(Extracted records)
========================
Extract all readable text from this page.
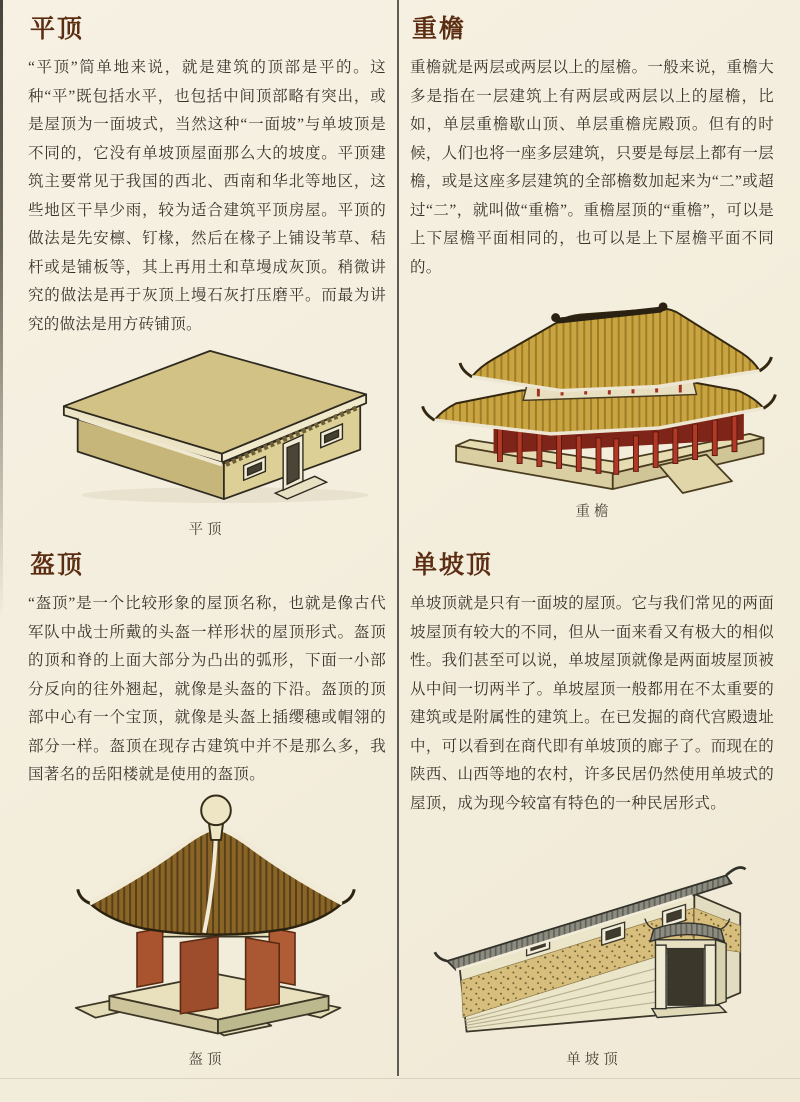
平顶
“平顶”简单地来说，就是建筑的顶部是平的。这种“平”既包括水平，也包括中间顶部略有突出，或是屋顶为一面坡式，当然这种“一面坡”与单坡顶是不同的，它没有单坡顶屋面那么大的坡度。平顶建筑主要常见于我国的西北、西南和华北等地区，这些地区干旱少雨，较为适合建筑平顶房屋。平顶的做法是先安檩、钉椽，然后在椽子上铺设苇草、秸杆或是铺板等，其上再用土和草墁成灰顶。稍微讲究的做法是再于灰顶上墁石灰打压磨平。而最为讲究的做法是用方砖铺顶。
平顶
盔顶
“盔顶”是一个比较形象的屋顶名称，也就是像古代军队中战士所戴的头盔一样形状的屋顶形式。盔顶的顶和脊的上面大部分为凸出的弧形，下面一小部分反向的往外翘起，就像是头盔的下沿。盔顶的顶部中心有一个宝顶，就像是头盔上插缨穗或帽翎的部分一样。盔顶在现存古建筑中并不是那么多，我国著名的岳阳楼就是使用的盔顶。
盔顶
重檐
重檐就是两层或两层以上的屋檐。一般来说，重檐大多是指在一层建筑上有两层或两层以上的屋檐，比如，单层重檐歇山顶、单层重檐庑殿顶。但有的时候，人们也将一座多层建筑，只要是每层上都有一层檐，或是这座多层建筑的全部檐数加起来为“二”或超过“二”，就叫做“重檐”。重檐屋顶的“重檐”，可以是上下屋檐平面相同的，也可以是上下屋檐平面不同的。
重檐
单坡顶
单坡顶就是只有一面坡的屋顶。它与我们常见的两面坡屋顶有较大的不同，但从一面来看又有极大的相似性。我们甚至可以说，单坡屋顶就像是两面坡屋顶被从中间一切两半了。单坡屋顶一般都用在不太重要的建筑或是附属性的建筑上。在已发掘的商代宫殿遗址中，可以看到在商代即有单坡顶的廊子了。而现在的陕西、山西等地的农村，许多民居仍然使用单坡式的屋顶，成为现今较富有特色的一种民居形式。
单坡顶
========================
Given task: Skip the pictures and transcribe the rest of the records exactly.

Solution:
Extract all readable text from this page.
平顶
“平顶”简单地来说，就是建筑的顶部是平的。这种“平”既包括水平，也包括中间顶部略有突出，或是屋顶为一面坡式，当然这种“一面坡”与单坡顶是不同的，它没有单坡顶屋面那么大的坡度。平顶建筑主要常见于我国的西北、西南和华北等地区，这些地区干旱少雨，较为适合建筑平顶房屋。平顶的做法是先安檩、钉椽，然后在椽子上铺设苇草、秸杆或是铺板等，其上再用土和草墁成灰顶。稍微讲究的做法是再于灰顶上墁石灰打压磨平。而最为讲究的做法是用方砖铺顶。
平顶
盔顶
“盔顶”是一个比较形象的屋顶名称，也就是像古代军队中战士所戴的头盔一样形状的屋顶形式。盔顶的顶和脊的上面大部分为凸出的弧形，下面一小部分反向的往外翘起，就像是头盔的下沿。盔顶的顶部中心有一个宝顶，就像是头盔上插缨穗或帽翎的部分一样。盔顶在现存古建筑中并不是那么多，我国著名的岳阳楼就是使用的盔顶。
盔顶
重檐
重檐就是两层或两层以上的屋檐。一般来说，重檐大多是指在一层建筑上有两层或两层以上的屋檐，比如，单层重檐歇山顶、单层重檐庑殿顶。但有的时候，人们也将一座多层建筑，只要是每层上都有一层檐，或是这座多层建筑的全部檐数加起来为“二”或超过“二”，就叫做“重檐”。重檐屋顶的“重檐”，可以是上下屋檐平面相同的，也可以是上下屋檐平面不同的。
重檐
单坡顶
单坡顶就是只有一面坡的屋顶。它与我们常见的两面坡屋顶有较大的不同，但从一面来看又有极大的相似性。我们甚至可以说，单坡屋顶就像是两面坡屋顶被从中间一切两半了。单坡屋顶一般都用在不太重要的建筑或是附属性的建筑上。在已发掘的商代宫殿遗址中，可以看到在商代即有单坡顶的廊子了。而现在的陕西、山西等地的农村，许多民居仍然使用单坡式的屋顶，成为现今较富有特色的一种民居形式。
单坡顶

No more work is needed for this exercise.